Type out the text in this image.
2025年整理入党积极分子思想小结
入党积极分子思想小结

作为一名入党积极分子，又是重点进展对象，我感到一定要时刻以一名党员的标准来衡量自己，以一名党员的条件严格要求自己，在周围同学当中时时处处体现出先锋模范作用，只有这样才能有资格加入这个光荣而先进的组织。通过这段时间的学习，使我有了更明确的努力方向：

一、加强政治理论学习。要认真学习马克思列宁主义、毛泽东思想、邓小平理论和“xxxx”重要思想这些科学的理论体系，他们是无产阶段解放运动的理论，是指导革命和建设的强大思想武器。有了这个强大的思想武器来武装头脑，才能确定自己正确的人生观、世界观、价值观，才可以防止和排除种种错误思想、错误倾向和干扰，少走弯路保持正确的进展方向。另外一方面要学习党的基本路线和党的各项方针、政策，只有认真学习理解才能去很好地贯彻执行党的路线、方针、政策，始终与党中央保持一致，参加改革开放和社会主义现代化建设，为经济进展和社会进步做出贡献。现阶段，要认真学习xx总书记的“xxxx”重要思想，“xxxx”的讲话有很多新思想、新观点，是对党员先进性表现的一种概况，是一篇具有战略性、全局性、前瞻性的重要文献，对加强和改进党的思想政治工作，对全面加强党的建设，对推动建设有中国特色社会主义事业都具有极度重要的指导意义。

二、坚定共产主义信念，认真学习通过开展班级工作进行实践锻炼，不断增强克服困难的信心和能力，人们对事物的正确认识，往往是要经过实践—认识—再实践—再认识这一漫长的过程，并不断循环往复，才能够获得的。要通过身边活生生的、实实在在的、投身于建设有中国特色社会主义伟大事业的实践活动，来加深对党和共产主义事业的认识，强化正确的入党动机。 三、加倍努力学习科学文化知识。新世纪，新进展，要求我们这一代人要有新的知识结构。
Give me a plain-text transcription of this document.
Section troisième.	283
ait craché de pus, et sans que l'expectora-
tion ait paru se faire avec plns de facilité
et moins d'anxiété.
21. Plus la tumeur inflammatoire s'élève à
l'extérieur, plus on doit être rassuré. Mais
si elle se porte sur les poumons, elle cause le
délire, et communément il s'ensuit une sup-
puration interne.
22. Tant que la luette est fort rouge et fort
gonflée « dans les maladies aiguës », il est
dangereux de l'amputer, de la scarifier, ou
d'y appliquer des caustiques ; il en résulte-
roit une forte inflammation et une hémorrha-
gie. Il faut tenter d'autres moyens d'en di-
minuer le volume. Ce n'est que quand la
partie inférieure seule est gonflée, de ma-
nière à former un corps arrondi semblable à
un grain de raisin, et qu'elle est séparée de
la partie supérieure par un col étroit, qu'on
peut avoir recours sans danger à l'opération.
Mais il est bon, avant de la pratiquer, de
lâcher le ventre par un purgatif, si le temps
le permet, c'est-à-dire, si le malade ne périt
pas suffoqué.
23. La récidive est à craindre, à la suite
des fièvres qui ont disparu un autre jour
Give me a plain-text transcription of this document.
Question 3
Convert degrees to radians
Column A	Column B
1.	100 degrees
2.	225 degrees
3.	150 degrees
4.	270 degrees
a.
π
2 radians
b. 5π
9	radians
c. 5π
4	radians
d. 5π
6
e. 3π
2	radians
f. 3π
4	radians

____________________

- WHAT YOU ARE ASKED TO DO:
Nothing should be left out: return all of the records exactly.

- RESULT BELOW:
Type out the text in this image.
2025年整理入党积极分子思想小结
入党积极分子思想小结

作为一名入党积极分子，又是重点进展对象，我感到一定要时刻以一名党员的标准来衡量自己，以一名党员的条件严格要求自己，在周围同学当中时时处处体现出先锋模范作用，只有这样才能有资格加入这个光荣而先进的组织。通过这段时间的学习，使我有了更明确的努力方向：

一、加强政治理论学习。要认真学习马克思列宁主义、毛泽东思想、邓小平理论和“xxxx”重要思想这些科学的理论体系，他们是无产阶段解放运动的理论，是指导革命和建设的强大思想武器。有了这个强大的思想武器来武装头脑，才能确定自己正确的人生观、世界观、价值观，才可以防止和排除种种错误思想、错误倾向和干扰，少走弯路保持正确的进展方向。另外一方面要学习党的基本路线和党的各项方针、政策，只有认真学习理解才能去很好地贯彻执行党的路线、方针、政策，始终与党中央保持一致，参加改革开放和社会主义现代化建设，为经济进展和社会进步做出贡献。现阶段，要认真学习xx总书记的“xxxx”重要思想，“xxxx”的讲话有很多新思想、新观点，是对党员先进性表现的一种概况，是一篇具有战略性、全局性、前瞻性的重要文献，对加强和改进党的思想政治工作，对全面加强党的建设，对推动建设有中国特色社会主义事业都具有极度重要的指导意义。

二、坚定共产主义信念，认真学习通过开展班级工作进行实践锻炼，不断增强克服困难的信心和能力，人们对事物的正确认识，往往是要经过实践—认识—再实践—再认识这一漫长的过程，并不断循环往复，才能够获得的。要通过身边活生生的、实实在在的、投身于建设有中国特色社会主义伟大事业的实践活动，来加深对党和共产主义事业的认识，强化正确的入党动机。 三、加倍努力学习科学文化知识。新世纪，新进展，要求我们这一代人要有新的知识结构。
Give me a plain-text transcription of this document.
Section troisième.	283
ait craché de pus, et sans que l'expectora-
tion ait paru se faire avec plns de facilité
et moins d'anxiété.
21. Plus la tumeur inflammatoire s'élève à
l'extérieur, plus on doit être rassuré. Mais
si elle se porte sur les poumons, elle cause le
délire, et communément il s'ensuit une sup-
puration interne.
22. Tant que la luette est fort rouge et fort
gonflée « dans les maladies aiguës », il est
dangereux de l'amputer, de la scarifier, ou
d'y appliquer des caustiques ; il en résulte-
roit une forte inflammation et une hémorrha-
gie. Il faut tenter d'autres moyens d'en di-
minuer le volume. Ce n'est que quand la
partie inférieure seule est gonflée, de ma-
nière à former un corps arrondi semblable à
un grain de raisin, et qu'elle est séparée de
la partie supérieure par un col étroit, qu'on
peut avoir recours sans danger à l'opération.
Mais il est bon, avant de la pratiquer, de
lâcher le ventre par un purgatif, si le temps
le permet, c'est-à-dire, si le malade ne périt
pas suffoqué.
23. La récidive est à craindre, à la suite
des fièvres qui ont disparu un autre jour
Give me a plain-text transcription of this document.
Question 3
Convert degrees to radians
Column A	Column B
1.	100 degrees
2.	225 degrees
3.	150 degrees
4.	270 degrees
a.
π
2 radians
b. 5π
9	radians
c. 5π
4	radians
d. 5π
6
e. 3π
2	radians
f. 3π
4	radians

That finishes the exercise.